• [Data in this exercise]
....

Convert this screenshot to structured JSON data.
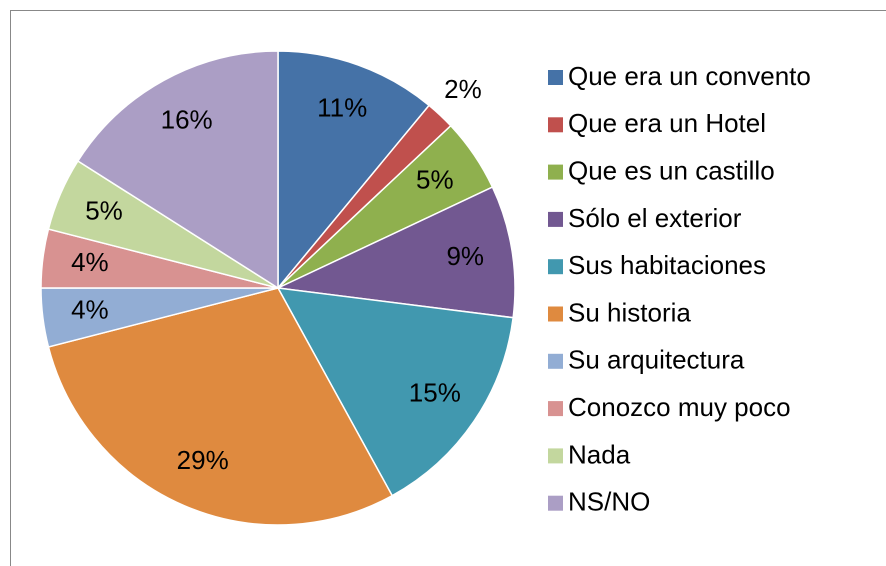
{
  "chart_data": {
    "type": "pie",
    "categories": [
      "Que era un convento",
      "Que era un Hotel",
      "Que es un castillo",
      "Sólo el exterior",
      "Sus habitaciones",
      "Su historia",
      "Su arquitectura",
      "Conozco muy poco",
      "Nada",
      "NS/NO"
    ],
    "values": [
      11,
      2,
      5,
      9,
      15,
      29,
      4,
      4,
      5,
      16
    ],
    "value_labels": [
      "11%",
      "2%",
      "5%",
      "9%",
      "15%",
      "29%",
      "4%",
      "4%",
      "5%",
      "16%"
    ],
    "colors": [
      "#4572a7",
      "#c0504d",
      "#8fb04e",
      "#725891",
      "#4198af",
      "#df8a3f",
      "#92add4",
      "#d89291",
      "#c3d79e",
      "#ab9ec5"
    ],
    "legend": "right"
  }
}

....

• [To do] Print all of the entries word for word. Skip any images they contain.

• [Result for this exercise]
Convert this screenshot to structured JSON data.
{
  "chart_data": {
    "type": "pie",
    "categories": [
      "Que era un convento",
      "Que era un Hotel",
      "Que es un castillo",
      "Sólo el exterior",
      "Sus habitaciones",
      "Su historia",
      "Su arquitectura",
      "Conozco muy poco",
      "Nada",
      "NS/NO"
    ],
    "values": [
      11,
      2,
      5,
      9,
      15,
      29,
      4,
      4,
      5,
      16
    ],
    "value_labels": [
      "11%",
      "2%",
      "5%",
      "9%",
      "15%",
      "29%",
      "4%",
      "4%",
      "5%",
      "16%"
    ],
    "colors": [
      "#4572a7",
      "#c0504d",
      "#8fb04e",
      "#725891",
      "#4198af",
      "#df8a3f",
      "#92add4",
      "#d89291",
      "#c3d79e",
      "#ab9ec5"
    ],
    "legend": "right"
  }
}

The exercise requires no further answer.